_Rows_:
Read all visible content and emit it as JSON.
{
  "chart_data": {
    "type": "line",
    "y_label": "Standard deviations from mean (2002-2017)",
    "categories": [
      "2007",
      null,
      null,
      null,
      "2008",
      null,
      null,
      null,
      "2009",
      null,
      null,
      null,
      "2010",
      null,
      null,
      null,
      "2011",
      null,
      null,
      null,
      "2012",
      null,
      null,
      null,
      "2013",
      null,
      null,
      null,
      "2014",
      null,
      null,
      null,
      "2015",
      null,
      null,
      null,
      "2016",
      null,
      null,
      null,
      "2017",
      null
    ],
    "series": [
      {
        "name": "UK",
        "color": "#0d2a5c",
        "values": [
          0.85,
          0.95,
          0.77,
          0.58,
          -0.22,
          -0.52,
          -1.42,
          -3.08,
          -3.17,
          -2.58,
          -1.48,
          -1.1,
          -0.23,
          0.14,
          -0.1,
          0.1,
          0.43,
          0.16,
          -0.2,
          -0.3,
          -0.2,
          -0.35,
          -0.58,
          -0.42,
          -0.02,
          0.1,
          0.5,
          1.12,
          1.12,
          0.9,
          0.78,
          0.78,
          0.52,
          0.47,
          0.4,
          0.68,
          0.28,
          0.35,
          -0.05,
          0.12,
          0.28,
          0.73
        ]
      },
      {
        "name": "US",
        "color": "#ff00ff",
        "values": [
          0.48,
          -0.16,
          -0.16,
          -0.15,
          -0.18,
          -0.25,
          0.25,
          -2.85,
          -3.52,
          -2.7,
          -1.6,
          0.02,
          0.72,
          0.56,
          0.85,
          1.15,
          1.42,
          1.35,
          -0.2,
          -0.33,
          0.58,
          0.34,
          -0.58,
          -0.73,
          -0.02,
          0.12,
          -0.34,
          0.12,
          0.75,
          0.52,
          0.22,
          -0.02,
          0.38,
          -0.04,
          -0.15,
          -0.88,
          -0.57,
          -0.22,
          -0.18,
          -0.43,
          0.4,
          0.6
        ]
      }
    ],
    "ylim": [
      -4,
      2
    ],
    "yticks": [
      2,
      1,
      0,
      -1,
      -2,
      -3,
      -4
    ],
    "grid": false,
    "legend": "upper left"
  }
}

_Written request_: Write out every entry again exactly, please, with nothing missing.

_Task result_:
Read all visible content and emit it as JSON.
{
  "chart_data": {
    "type": "line",
    "y_label": "Standard deviations from mean (2002-2017)",
    "categories": [
      "2007",
      null,
      null,
      null,
      "2008",
      null,
      null,
      null,
      "2009",
      null,
      null,
      null,
      "2010",
      null,
      null,
      null,
      "2011",
      null,
      null,
      null,
      "2012",
      null,
      null,
      null,
      "2013",
      null,
      null,
      null,
      "2014",
      null,
      null,
      null,
      "2015",
      null,
      null,
      null,
      "2016",
      null,
      null,
      null,
      "2017",
      null
    ],
    "series": [
      {
        "name": "UK",
        "color": "#0d2a5c",
        "values": [
          0.85,
          0.95,
          0.77,
          0.58,
          -0.22,
          -0.52,
          -1.42,
          -3.08,
          -3.17,
          -2.58,
          -1.48,
          -1.1,
          -0.23,
          0.14,
          -0.1,
          0.1,
          0.43,
          0.16,
          -0.2,
          -0.3,
          -0.2,
          -0.35,
          -0.58,
          -0.42,
          -0.02,
          0.1,
          0.5,
          1.12,
          1.12,
          0.9,
          0.78,
          0.78,
          0.52,
          0.47,
          0.4,
          0.68,
          0.28,
          0.35,
          -0.05,
          0.12,
          0.28,
          0.73
        ]
      },
      {
        "name": "US",
        "color": "#ff00ff",
        "values": [
          0.48,
          -0.16,
          -0.16,
          -0.15,
          -0.18,
          -0.25,
          0.25,
          -2.85,
          -3.52,
          -2.7,
          -1.6,
          0.02,
          0.72,
          0.56,
          0.85,
          1.15,
          1.42,
          1.35,
          -0.2,
          -0.33,
          0.58,
          0.34,
          -0.58,
          -0.73,
          -0.02,
          0.12,
          -0.34,
          0.12,
          0.75,
          0.52,
          0.22,
          -0.02,
          0.38,
          -0.04,
          -0.15,
          -0.88,
          -0.57,
          -0.22,
          -0.18,
          -0.43,
          0.4,
          0.6
        ]
      }
    ],
    "ylim": [
      -4,
      2
    ],
    "yticks": [
      2,
      1,
      0,
      -1,
      -2,
      -3,
      -4
    ],
    "grid": false,
    "legend": "upper left"
  }
}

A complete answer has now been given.